[Raw records]
** Begin **
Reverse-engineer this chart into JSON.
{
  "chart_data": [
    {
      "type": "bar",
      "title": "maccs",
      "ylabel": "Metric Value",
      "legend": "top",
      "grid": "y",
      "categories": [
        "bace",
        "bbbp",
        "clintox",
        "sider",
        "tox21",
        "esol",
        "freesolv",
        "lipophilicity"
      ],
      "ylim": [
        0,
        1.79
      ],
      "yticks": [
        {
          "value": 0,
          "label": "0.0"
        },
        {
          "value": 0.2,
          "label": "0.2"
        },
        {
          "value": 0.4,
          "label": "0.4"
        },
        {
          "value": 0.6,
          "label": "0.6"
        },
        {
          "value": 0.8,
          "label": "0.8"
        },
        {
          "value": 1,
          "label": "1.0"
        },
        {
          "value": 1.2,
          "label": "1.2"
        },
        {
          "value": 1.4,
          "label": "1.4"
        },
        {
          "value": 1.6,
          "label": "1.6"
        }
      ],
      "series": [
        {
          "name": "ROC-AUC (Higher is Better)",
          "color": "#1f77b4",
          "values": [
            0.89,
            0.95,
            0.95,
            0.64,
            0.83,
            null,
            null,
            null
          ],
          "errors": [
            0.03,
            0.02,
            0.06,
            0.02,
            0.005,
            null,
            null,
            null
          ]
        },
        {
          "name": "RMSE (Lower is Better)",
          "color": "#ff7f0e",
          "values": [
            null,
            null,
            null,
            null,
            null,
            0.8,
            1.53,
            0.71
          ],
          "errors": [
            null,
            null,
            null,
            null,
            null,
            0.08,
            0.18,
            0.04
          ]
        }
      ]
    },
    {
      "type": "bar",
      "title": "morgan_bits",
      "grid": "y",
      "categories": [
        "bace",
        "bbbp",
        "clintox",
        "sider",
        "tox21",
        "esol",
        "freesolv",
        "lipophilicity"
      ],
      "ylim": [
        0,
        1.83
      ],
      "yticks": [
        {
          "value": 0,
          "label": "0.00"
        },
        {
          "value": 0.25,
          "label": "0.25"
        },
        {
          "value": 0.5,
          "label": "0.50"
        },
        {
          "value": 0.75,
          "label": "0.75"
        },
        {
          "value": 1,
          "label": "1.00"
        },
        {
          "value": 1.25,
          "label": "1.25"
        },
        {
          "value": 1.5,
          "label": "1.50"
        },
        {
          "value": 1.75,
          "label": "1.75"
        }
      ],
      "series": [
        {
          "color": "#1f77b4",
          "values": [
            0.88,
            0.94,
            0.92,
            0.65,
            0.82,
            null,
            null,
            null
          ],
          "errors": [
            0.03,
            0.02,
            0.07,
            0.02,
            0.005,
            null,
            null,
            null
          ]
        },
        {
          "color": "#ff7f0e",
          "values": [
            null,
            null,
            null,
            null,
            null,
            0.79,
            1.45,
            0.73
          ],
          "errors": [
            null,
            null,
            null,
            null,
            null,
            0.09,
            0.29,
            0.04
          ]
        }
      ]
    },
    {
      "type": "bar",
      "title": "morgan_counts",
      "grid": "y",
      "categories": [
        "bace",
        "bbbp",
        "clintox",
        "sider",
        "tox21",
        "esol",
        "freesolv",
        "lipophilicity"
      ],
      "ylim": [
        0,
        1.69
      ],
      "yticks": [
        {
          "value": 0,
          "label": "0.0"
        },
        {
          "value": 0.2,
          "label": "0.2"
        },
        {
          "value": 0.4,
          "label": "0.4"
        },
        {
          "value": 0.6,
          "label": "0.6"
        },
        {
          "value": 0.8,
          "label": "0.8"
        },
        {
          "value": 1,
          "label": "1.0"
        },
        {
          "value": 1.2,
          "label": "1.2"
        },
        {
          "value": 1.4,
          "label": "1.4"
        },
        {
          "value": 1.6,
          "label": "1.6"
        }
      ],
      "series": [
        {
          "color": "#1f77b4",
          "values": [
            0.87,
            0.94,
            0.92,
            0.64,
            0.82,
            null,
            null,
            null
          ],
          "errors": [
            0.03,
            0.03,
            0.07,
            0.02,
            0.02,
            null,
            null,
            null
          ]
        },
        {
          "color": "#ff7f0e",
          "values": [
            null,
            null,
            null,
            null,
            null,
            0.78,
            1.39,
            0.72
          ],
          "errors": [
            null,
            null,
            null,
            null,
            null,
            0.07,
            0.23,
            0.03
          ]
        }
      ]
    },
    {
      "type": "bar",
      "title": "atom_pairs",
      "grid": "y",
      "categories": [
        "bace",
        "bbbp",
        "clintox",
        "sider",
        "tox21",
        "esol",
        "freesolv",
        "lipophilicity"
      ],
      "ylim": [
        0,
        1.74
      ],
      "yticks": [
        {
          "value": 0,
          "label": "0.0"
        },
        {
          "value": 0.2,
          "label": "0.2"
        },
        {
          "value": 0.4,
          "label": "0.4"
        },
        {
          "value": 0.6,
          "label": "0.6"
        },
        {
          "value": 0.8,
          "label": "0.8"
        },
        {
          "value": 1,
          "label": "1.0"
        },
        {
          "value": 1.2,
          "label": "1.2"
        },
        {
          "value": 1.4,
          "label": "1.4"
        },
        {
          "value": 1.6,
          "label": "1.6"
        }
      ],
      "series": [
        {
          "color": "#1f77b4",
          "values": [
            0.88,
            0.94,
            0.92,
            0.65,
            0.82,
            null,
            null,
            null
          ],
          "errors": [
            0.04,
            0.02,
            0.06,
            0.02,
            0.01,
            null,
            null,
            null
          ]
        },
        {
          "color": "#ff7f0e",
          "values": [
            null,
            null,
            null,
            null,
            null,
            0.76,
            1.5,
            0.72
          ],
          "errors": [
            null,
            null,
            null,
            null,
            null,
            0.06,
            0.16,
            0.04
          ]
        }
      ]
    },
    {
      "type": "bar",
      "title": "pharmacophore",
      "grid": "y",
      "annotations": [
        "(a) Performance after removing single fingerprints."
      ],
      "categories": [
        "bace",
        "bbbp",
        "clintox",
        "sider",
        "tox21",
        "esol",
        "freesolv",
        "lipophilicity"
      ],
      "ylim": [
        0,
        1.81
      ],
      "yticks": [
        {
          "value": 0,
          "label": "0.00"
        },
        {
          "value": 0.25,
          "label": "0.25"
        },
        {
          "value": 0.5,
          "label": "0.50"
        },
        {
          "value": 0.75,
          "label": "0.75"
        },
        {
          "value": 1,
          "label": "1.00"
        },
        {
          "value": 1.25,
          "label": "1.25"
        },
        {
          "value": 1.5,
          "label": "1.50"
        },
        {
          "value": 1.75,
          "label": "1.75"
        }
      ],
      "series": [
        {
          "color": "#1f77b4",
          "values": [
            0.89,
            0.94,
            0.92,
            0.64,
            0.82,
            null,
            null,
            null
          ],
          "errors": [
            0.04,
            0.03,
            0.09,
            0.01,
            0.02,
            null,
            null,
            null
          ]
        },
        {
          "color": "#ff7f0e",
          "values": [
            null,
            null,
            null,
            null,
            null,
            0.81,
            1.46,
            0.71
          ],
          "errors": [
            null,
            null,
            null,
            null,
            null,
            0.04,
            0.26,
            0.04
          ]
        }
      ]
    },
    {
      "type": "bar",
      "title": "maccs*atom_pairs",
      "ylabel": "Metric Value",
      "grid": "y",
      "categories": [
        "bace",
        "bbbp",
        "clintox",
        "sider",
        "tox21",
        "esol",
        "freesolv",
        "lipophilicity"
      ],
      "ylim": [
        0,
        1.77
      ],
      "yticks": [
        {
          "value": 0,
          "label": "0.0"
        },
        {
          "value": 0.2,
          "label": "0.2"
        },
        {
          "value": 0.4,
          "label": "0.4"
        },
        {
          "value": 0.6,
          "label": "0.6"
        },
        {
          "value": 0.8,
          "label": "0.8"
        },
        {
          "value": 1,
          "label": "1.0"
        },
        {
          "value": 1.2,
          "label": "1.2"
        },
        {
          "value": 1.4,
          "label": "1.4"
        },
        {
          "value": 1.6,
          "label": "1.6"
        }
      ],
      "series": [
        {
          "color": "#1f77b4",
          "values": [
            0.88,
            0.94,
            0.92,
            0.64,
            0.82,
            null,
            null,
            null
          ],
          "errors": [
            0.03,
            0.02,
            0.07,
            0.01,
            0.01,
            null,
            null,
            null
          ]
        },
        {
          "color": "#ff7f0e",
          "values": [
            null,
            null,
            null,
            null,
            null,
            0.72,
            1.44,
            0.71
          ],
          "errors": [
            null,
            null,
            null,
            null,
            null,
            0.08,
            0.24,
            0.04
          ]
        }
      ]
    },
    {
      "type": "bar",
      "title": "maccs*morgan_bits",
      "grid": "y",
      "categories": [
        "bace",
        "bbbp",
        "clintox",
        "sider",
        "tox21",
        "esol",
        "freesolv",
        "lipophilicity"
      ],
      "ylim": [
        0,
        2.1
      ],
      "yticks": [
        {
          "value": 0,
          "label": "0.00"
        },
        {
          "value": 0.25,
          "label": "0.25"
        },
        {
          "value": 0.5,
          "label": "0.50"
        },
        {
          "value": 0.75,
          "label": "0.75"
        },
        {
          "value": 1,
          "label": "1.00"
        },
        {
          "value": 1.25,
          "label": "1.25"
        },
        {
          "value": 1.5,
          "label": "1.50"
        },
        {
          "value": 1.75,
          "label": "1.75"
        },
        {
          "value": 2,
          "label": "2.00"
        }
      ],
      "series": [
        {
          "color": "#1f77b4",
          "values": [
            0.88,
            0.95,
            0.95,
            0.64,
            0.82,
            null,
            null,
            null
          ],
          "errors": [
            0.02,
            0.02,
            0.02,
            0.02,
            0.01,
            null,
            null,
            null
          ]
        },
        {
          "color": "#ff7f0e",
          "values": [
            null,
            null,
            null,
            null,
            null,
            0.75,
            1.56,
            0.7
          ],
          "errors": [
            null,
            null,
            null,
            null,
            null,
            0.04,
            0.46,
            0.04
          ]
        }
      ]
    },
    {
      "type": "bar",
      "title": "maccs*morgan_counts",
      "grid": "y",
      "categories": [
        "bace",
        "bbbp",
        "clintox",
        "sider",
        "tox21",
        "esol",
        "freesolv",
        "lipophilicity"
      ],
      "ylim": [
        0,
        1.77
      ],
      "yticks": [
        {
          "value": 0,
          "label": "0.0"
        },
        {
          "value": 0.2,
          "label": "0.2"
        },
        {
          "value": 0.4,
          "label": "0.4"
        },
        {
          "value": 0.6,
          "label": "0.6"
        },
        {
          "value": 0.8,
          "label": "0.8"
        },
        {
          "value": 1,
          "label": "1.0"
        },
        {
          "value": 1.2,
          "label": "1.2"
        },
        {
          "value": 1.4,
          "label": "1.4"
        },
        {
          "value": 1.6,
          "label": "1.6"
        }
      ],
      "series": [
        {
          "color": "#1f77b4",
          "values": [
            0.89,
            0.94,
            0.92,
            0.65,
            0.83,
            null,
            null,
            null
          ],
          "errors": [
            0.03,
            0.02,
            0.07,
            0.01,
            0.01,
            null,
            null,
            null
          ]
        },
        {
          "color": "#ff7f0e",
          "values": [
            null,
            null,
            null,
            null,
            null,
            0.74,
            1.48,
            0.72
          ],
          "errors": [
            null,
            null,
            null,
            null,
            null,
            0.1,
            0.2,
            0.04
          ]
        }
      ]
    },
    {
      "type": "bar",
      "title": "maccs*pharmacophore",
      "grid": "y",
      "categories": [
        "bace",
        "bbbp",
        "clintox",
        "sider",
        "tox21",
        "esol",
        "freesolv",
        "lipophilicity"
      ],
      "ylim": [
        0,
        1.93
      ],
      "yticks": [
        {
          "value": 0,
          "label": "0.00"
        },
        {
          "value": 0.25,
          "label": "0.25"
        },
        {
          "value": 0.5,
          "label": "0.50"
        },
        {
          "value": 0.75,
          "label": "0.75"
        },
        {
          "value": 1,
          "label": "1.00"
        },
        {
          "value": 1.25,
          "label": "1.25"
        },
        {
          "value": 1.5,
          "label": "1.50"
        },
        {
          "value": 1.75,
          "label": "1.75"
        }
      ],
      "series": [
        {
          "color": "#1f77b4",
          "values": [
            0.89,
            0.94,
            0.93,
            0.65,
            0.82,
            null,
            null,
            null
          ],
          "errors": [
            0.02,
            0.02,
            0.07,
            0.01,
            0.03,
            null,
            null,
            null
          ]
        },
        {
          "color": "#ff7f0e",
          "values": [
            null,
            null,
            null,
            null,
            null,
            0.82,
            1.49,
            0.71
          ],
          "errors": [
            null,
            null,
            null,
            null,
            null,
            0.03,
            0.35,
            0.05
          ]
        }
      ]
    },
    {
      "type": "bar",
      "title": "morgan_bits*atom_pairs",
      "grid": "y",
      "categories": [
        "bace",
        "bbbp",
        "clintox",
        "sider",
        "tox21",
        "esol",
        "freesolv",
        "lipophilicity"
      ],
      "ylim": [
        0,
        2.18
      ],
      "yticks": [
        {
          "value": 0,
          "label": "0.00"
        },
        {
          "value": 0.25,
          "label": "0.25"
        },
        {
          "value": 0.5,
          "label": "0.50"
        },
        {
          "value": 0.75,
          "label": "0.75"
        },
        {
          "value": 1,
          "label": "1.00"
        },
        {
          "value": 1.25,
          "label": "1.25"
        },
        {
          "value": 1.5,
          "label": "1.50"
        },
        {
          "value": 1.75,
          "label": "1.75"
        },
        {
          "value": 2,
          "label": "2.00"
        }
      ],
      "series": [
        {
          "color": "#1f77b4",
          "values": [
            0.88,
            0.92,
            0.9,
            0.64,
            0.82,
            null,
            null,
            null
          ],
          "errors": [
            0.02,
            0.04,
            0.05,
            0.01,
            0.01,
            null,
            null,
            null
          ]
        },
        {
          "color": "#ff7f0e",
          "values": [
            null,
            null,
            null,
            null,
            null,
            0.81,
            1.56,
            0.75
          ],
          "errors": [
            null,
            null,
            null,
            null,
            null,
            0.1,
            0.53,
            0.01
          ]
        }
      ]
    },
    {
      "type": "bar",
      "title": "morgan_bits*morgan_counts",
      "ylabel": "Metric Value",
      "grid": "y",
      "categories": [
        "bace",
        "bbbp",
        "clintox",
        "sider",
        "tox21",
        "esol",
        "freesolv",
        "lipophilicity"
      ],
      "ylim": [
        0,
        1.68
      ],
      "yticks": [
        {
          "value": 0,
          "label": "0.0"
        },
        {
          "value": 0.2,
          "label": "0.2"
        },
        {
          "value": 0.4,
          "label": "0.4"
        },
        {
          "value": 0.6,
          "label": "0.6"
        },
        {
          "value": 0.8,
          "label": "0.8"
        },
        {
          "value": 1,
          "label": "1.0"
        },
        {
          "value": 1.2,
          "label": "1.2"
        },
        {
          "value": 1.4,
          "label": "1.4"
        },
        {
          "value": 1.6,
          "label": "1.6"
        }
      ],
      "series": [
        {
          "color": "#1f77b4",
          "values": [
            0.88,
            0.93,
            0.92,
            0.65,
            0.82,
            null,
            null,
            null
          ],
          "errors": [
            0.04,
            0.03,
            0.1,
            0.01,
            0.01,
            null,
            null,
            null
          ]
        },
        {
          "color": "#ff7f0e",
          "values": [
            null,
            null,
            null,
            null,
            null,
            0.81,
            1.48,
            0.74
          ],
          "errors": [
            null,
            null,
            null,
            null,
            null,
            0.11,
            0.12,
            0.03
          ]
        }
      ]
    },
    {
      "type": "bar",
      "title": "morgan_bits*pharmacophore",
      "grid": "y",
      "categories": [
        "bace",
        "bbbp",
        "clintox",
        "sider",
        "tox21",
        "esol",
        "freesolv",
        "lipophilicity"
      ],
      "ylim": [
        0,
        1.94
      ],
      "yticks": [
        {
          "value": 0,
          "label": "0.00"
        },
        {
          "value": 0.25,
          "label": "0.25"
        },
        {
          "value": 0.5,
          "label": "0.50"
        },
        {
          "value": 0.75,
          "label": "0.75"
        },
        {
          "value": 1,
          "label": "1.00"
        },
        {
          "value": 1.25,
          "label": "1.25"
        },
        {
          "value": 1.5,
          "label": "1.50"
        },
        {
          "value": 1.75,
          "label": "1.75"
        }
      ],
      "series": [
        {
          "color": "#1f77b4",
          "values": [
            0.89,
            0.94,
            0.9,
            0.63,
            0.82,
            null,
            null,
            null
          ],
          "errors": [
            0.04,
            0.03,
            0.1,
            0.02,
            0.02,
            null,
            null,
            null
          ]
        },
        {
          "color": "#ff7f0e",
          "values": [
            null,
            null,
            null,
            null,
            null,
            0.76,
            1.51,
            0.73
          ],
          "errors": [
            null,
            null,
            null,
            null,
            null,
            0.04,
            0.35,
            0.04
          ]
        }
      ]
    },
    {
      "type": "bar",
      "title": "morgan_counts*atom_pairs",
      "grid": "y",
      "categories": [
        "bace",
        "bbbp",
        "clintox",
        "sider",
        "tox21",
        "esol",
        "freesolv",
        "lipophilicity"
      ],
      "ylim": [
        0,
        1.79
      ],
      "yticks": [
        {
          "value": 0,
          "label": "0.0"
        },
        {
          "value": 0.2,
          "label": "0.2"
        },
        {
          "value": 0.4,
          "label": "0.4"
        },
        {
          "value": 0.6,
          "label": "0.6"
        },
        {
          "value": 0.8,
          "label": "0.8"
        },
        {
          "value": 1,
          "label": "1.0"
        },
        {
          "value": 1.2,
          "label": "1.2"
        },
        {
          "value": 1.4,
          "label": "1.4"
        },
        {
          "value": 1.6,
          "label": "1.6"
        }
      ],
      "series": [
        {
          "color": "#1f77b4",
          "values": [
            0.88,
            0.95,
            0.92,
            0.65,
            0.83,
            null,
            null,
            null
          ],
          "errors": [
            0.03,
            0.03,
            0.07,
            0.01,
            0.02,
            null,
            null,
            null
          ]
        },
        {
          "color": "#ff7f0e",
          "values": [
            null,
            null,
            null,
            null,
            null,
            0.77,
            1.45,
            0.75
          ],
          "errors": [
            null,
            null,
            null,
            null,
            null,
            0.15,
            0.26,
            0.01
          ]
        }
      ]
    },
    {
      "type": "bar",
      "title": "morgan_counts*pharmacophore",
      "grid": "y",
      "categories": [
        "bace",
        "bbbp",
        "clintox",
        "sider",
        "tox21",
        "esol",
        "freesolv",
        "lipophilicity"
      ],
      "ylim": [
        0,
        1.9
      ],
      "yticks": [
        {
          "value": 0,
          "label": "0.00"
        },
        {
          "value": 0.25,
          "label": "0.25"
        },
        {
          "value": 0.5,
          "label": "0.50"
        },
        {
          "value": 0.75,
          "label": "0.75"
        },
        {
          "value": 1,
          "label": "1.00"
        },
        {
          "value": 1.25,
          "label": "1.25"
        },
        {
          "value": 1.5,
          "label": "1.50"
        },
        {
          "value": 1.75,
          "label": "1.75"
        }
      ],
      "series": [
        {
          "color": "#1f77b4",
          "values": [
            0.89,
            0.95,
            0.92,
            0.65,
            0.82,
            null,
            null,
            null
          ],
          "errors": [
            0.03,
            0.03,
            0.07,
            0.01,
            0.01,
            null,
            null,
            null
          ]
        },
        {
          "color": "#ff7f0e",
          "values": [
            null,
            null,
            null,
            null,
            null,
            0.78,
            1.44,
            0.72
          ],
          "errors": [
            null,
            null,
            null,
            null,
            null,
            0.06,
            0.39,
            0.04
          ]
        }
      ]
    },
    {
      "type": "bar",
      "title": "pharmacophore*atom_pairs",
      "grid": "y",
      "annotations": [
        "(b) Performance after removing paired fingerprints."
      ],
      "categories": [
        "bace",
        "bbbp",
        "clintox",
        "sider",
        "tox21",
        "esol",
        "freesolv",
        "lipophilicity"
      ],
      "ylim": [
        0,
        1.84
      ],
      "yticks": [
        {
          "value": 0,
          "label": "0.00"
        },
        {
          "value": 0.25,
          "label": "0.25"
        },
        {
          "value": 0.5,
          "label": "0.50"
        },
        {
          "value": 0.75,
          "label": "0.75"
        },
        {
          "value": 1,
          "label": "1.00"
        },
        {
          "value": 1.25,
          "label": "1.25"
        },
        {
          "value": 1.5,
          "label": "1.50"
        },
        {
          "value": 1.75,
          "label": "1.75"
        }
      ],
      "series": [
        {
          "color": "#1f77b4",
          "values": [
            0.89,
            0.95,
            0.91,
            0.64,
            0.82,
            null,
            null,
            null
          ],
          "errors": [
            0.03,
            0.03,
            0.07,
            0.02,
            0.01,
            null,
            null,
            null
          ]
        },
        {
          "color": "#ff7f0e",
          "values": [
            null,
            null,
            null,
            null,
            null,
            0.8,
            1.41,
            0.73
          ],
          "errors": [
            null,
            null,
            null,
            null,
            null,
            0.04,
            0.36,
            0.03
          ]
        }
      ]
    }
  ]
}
** End **
▶ EXERCISE INSTRUCTIONS: Examine the data above and state how many of its lines contain the word "Performance", with no further remarks.

▶ PROBLEM SOLUTION: 2